Stored data:
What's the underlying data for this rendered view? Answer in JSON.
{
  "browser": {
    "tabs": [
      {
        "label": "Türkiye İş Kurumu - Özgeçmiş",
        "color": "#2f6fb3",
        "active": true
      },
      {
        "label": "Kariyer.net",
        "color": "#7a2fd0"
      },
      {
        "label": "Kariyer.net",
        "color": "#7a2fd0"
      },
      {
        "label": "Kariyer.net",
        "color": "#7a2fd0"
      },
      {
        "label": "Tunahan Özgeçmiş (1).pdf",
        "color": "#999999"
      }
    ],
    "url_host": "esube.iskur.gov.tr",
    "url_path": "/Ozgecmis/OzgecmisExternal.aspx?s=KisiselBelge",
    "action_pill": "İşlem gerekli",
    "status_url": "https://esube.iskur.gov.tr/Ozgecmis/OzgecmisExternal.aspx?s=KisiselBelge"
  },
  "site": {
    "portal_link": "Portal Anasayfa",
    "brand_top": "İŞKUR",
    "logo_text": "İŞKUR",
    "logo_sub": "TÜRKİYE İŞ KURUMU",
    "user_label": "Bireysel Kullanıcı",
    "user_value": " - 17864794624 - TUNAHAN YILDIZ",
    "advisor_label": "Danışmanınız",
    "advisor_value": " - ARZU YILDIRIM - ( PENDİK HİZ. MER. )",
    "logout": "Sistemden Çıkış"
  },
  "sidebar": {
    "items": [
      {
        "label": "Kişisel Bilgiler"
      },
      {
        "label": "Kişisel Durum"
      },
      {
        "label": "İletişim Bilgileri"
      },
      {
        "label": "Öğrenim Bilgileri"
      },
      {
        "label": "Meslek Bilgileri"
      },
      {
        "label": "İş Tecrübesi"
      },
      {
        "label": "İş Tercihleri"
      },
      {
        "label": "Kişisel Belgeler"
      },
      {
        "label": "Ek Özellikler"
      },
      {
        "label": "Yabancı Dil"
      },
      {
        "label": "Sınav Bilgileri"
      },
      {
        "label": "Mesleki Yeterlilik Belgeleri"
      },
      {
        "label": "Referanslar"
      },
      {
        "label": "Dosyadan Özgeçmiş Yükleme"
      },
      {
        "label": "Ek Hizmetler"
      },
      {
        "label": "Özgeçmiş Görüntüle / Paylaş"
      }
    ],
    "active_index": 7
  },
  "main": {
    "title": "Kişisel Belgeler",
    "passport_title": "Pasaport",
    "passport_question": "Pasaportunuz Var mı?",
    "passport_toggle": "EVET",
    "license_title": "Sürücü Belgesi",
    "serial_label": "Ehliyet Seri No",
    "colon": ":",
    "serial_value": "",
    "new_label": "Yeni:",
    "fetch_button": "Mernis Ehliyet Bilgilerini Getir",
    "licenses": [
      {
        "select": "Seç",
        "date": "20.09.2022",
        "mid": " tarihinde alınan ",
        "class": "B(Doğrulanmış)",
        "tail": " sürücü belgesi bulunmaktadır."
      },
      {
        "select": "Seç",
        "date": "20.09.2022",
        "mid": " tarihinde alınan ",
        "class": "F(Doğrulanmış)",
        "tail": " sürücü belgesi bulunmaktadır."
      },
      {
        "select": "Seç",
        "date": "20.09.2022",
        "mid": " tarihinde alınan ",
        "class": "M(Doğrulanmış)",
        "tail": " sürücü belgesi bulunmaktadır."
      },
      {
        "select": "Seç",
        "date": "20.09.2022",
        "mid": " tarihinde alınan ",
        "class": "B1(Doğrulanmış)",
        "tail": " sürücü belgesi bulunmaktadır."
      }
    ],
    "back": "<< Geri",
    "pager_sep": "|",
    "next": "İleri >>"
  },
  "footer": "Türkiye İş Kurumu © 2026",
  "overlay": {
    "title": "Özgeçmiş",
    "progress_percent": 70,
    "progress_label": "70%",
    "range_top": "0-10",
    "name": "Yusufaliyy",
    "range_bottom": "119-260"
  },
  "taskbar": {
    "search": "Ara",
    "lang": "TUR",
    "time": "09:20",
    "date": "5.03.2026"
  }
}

• [Directions for this task]: Your task is to repeat every line exactly.

• [Result for this task]:
What's the underlying data for this rendered view? Answer in JSON.
{
  "browser": {
    "tabs": [
      {
        "label": "Türkiye İş Kurumu - Özgeçmiş",
        "color": "#2f6fb3",
        "active": true
      },
      {
        "label": "Kariyer.net",
        "color": "#7a2fd0"
      },
      {
        "label": "Kariyer.net",
        "color": "#7a2fd0"
      },
      {
        "label": "Kariyer.net",
        "color": "#7a2fd0"
      },
      {
        "label": "Tunahan Özgeçmiş (1).pdf",
        "color": "#999999"
      }
    ],
    "url_host": "esube.iskur.gov.tr",
    "url_path": "/Ozgecmis/OzgecmisExternal.aspx?s=KisiselBelge",
    "action_pill": "İşlem gerekli",
    "status_url": "https://esube.iskur.gov.tr/Ozgecmis/OzgecmisExternal.aspx?s=KisiselBelge"
  },
  "site": {
    "portal_link": "Portal Anasayfa",
    "brand_top": "İŞKUR",
    "logo_text": "İŞKUR",
    "logo_sub": "TÜRKİYE İŞ KURUMU",
    "user_label": "Bireysel Kullanıcı",
    "user_value": " - 17864794624 - TUNAHAN YILDIZ",
    "advisor_label": "Danışmanınız",
    "advisor_value": " - ARZU YILDIRIM - ( PENDİK HİZ. MER. )",
    "logout": "Sistemden Çıkış"
  },
  "sidebar": {
    "items": [
      {
        "label": "Kişisel Bilgiler"
      },
      {
        "label": "Kişisel Durum"
      },
      {
        "label": "İletişim Bilgileri"
      },
      {
        "label": "Öğrenim Bilgileri"
      },
      {
        "label": "Meslek Bilgileri"
      },
      {
        "label": "İş Tecrübesi"
      },
      {
        "label": "İş Tercihleri"
      },
      {
        "label": "Kişisel Belgeler"
      },
      {
        "label": "Ek Özellikler"
      },
      {
        "label": "Yabancı Dil"
      },
      {
        "label": "Sınav Bilgileri"
      },
      {
        "label": "Mesleki Yeterlilik Belgeleri"
      },
      {
        "label": "Referanslar"
      },
      {
        "label": "Dosyadan Özgeçmiş Yükleme"
      },
      {
        "label": "Ek Hizmetler"
      },
      {
        "label": "Özgeçmiş Görüntüle / Paylaş"
      }
    ],
    "active_index": 7
  },
  "main": {
    "title": "Kişisel Belgeler",
    "passport_title": "Pasaport",
    "passport_question": "Pasaportunuz Var mı?",
    "passport_toggle": "EVET",
    "license_title": "Sürücü Belgesi",
    "serial_label": "Ehliyet Seri No",
    "colon": ":",
    "serial_value": "",
    "new_label": "Yeni:",
    "fetch_button": "Mernis Ehliyet Bilgilerini Getir",
    "licenses": [
      {
        "select": "Seç",
        "date": "20.09.2022",
        "mid": " tarihinde alınan ",
        "class": "B(Doğrulanmış)",
        "tail": " sürücü belgesi bulunmaktadır."
      },
      {
        "select": "Seç",
        "date": "20.09.2022",
        "mid": " tarihinde alınan ",
        "class": "F(Doğrulanmış)",
        "tail": " sürücü belgesi bulunmaktadır."
      },
      {
        "select": "Seç",
        "date": "20.09.2022",
        "mid": " tarihinde alınan ",
        "class": "M(Doğrulanmış)",
        "tail": " sürücü belgesi bulunmaktadır."
      },
      {
        "select": "Seç",
        "date": "20.09.2022",
        "mid": " tarihinde alınan ",
        "class": "B1(Doğrulanmış)",
        "tail": " sürücü belgesi bulunmaktadır."
      }
    ],
    "back": "<< Geri",
    "pager_sep": "|",
    "next": "İleri >>"
  },
  "footer": "Türkiye İş Kurumu © 2026",
  "overlay": {
    "title": "Özgeçmiş",
    "progress_percent": 70,
    "progress_label": "70%",
    "range_top": "0-10",
    "name": "Yusufaliyy",
    "range_bottom": "119-260"
  },
  "taskbar": {
    "search": "Ara",
    "lang": "TUR",
    "time": "09:20",
    "date": "5.03.2026"
  }
}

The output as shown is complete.